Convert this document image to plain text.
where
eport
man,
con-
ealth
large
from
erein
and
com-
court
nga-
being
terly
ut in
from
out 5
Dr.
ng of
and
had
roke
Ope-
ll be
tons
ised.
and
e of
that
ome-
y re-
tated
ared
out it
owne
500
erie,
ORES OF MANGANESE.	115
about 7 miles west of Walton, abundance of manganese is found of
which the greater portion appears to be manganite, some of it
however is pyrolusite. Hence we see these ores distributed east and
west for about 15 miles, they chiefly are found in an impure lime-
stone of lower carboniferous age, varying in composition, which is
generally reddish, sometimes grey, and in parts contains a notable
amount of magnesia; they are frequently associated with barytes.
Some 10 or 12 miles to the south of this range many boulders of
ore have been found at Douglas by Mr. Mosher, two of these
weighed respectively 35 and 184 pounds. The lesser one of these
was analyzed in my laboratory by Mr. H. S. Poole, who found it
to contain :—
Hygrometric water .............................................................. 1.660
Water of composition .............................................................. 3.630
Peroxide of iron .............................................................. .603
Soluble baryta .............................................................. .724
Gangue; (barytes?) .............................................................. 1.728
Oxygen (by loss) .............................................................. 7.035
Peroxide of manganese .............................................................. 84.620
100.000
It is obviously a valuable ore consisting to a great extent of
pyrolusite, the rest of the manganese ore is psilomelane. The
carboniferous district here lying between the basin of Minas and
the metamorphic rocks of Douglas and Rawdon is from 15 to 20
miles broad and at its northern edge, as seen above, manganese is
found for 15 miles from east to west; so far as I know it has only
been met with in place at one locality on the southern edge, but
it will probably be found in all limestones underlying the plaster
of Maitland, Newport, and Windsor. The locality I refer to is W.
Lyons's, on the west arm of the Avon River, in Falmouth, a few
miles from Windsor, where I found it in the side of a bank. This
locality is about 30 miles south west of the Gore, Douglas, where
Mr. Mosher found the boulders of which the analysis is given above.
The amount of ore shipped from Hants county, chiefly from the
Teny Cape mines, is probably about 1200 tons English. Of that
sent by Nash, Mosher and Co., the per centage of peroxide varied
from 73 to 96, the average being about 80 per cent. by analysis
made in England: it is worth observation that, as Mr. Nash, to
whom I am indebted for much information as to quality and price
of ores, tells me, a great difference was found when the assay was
...
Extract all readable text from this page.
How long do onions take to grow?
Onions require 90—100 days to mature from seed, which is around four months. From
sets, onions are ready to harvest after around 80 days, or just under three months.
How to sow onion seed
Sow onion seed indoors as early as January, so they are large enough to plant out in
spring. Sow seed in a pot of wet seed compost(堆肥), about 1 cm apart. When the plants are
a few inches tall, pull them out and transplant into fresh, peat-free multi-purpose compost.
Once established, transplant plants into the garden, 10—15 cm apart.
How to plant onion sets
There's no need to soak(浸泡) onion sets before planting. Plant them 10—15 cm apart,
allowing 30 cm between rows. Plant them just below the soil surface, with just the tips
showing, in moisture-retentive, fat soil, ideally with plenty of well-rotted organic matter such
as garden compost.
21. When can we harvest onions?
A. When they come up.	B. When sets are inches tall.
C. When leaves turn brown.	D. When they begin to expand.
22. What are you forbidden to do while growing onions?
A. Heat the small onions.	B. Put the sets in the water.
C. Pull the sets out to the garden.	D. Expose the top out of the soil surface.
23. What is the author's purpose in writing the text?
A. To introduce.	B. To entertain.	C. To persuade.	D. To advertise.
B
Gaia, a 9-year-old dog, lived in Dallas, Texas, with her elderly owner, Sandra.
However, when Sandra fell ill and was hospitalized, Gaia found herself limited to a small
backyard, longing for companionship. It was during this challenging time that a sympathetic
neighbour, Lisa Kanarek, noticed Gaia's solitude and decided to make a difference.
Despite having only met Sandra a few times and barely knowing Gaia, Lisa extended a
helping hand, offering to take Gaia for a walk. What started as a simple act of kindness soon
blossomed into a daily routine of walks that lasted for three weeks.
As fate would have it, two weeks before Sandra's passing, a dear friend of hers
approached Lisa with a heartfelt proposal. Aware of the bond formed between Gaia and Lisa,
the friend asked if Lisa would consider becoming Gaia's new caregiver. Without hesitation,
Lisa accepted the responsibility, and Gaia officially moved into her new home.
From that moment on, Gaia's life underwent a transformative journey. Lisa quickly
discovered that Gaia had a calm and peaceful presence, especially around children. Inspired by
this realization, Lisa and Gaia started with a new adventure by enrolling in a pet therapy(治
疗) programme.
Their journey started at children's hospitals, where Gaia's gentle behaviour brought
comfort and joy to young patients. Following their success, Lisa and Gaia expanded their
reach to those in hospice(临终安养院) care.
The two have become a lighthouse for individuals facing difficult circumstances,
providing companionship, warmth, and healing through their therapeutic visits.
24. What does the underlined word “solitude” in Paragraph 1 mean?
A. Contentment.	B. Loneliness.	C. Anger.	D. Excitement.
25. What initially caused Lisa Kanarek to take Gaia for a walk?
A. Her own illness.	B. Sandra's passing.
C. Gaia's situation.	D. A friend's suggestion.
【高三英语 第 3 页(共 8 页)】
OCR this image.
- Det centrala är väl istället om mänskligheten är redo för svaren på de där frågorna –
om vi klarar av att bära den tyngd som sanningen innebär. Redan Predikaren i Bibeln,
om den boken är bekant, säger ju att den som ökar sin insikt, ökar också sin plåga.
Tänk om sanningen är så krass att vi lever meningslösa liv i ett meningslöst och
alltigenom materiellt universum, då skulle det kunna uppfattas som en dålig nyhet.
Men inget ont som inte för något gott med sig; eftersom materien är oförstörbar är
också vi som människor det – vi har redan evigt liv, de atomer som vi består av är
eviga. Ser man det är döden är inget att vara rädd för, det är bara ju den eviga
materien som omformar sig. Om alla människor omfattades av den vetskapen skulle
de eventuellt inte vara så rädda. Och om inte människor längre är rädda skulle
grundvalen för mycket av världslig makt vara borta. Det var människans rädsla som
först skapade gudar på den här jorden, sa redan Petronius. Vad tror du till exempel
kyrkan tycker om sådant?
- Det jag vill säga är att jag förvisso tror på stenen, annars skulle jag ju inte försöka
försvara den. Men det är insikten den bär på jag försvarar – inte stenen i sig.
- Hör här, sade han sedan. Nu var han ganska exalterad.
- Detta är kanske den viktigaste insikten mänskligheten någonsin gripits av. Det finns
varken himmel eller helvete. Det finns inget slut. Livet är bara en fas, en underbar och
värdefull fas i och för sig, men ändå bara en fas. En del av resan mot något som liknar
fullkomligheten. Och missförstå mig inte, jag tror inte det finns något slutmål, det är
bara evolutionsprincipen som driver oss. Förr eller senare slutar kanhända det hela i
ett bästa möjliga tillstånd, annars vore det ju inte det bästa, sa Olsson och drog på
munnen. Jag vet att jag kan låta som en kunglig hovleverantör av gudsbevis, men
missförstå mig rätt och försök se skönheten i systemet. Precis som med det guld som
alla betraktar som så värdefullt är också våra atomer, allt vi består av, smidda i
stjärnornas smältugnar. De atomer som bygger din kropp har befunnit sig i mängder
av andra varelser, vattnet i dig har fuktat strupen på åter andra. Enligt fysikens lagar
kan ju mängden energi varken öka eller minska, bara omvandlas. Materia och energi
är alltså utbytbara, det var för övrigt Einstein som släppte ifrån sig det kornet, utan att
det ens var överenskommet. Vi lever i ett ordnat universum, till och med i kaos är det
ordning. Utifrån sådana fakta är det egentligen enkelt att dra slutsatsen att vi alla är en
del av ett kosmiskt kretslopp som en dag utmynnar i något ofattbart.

Directions for this task.
Every line of the listing that includes "about" must be shown.

Result of this task.
about 7 miles west of Walton, abundance of manganese is found of
west for about 15 miles, they chiefly are found in an impure lime-
locality is about 30 miles south west of the Gore, Douglas, where
Teny Cape mines, is probably about 1200 tons English. Of that
from 73 to 96, the average being about 80 per cent. by analysis
spring. Sow seed in a pot of wet seed compost(堆肥), about 1 cm apart. When the plants are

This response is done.